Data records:
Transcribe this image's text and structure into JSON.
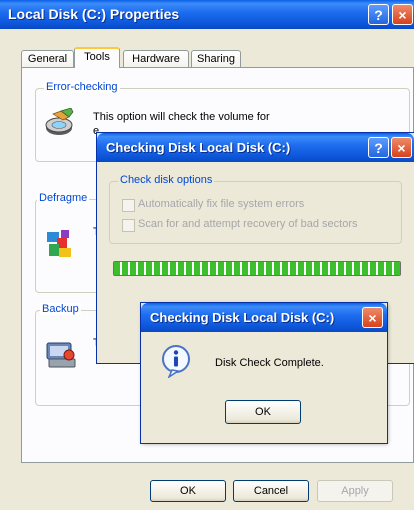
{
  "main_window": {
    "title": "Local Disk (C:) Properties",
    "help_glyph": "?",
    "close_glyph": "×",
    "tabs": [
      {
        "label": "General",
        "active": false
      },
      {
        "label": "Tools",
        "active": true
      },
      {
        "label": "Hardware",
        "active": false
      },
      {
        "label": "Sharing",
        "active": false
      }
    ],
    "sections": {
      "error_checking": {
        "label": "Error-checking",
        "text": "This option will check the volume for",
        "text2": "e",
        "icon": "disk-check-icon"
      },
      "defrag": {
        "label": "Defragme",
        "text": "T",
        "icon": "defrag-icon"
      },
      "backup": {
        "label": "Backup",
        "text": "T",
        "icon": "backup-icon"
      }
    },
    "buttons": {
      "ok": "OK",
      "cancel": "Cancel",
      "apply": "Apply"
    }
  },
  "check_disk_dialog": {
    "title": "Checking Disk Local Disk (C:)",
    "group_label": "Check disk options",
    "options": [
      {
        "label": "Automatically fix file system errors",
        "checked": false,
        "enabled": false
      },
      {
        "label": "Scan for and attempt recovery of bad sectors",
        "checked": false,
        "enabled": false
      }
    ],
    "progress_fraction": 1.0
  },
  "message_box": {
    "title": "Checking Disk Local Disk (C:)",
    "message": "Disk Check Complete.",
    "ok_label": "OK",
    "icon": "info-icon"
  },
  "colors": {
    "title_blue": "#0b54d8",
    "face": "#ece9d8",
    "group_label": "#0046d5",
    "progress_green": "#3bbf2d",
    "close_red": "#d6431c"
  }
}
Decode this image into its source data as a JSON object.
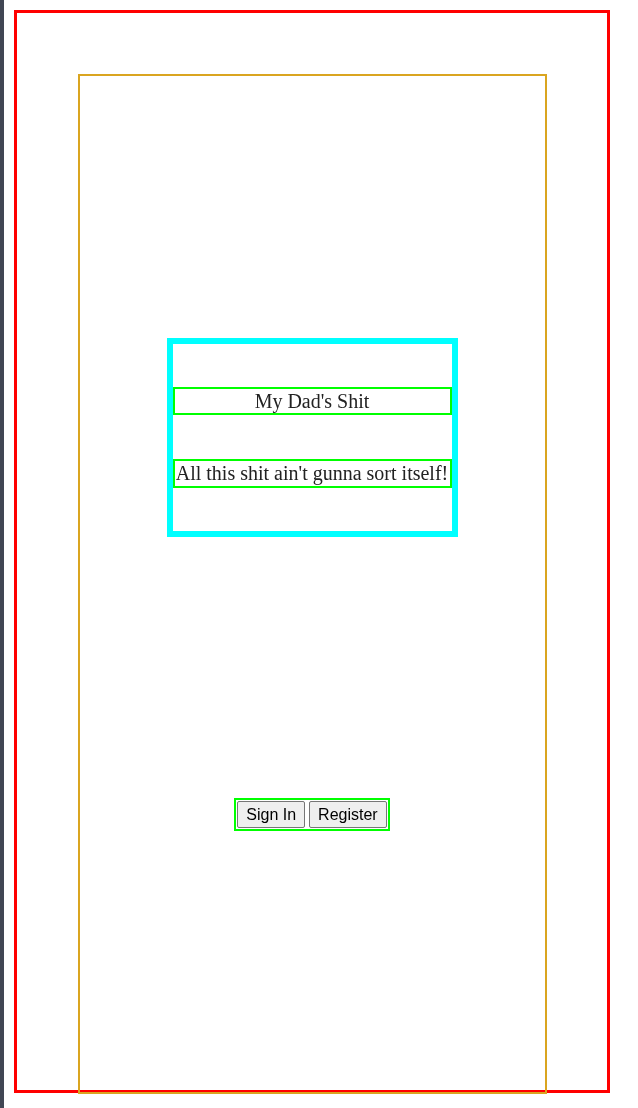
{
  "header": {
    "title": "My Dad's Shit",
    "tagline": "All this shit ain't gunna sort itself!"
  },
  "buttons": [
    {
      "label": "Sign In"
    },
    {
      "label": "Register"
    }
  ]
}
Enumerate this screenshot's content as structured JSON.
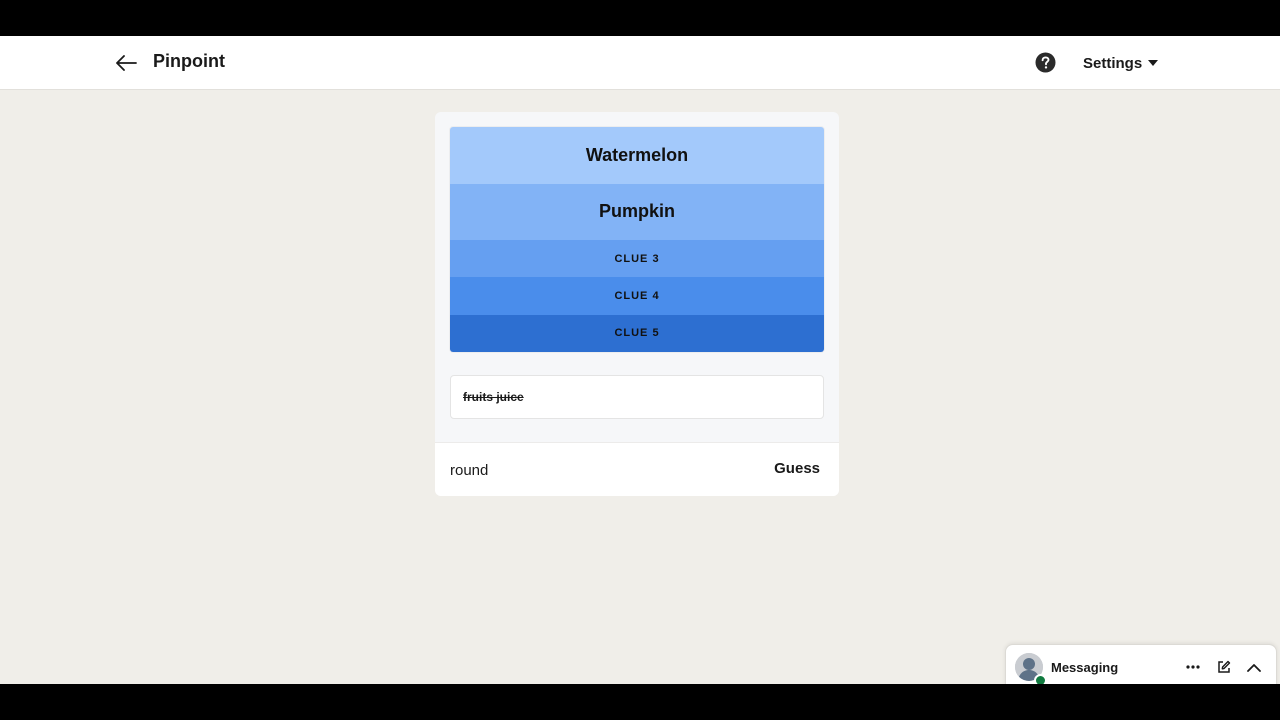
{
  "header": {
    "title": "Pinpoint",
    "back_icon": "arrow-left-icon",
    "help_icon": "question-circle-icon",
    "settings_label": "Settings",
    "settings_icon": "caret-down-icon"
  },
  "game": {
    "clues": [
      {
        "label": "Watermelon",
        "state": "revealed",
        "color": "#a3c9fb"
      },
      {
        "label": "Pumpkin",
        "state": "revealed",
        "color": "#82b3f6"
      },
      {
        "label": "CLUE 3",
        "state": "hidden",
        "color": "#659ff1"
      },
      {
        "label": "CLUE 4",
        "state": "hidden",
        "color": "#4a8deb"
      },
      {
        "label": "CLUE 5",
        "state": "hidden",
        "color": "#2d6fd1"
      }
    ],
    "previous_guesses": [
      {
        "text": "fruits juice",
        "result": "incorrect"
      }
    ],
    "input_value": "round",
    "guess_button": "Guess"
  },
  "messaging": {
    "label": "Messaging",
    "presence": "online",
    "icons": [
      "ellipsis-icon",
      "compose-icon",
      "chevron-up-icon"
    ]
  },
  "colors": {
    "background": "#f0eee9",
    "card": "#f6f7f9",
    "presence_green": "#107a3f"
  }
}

**Goal:**
Search the records for the word "into", then list every line that has it.

**Task result:**
Transcribe this image's text and structure into JSON.
Decode this image into its source data as a JSON object.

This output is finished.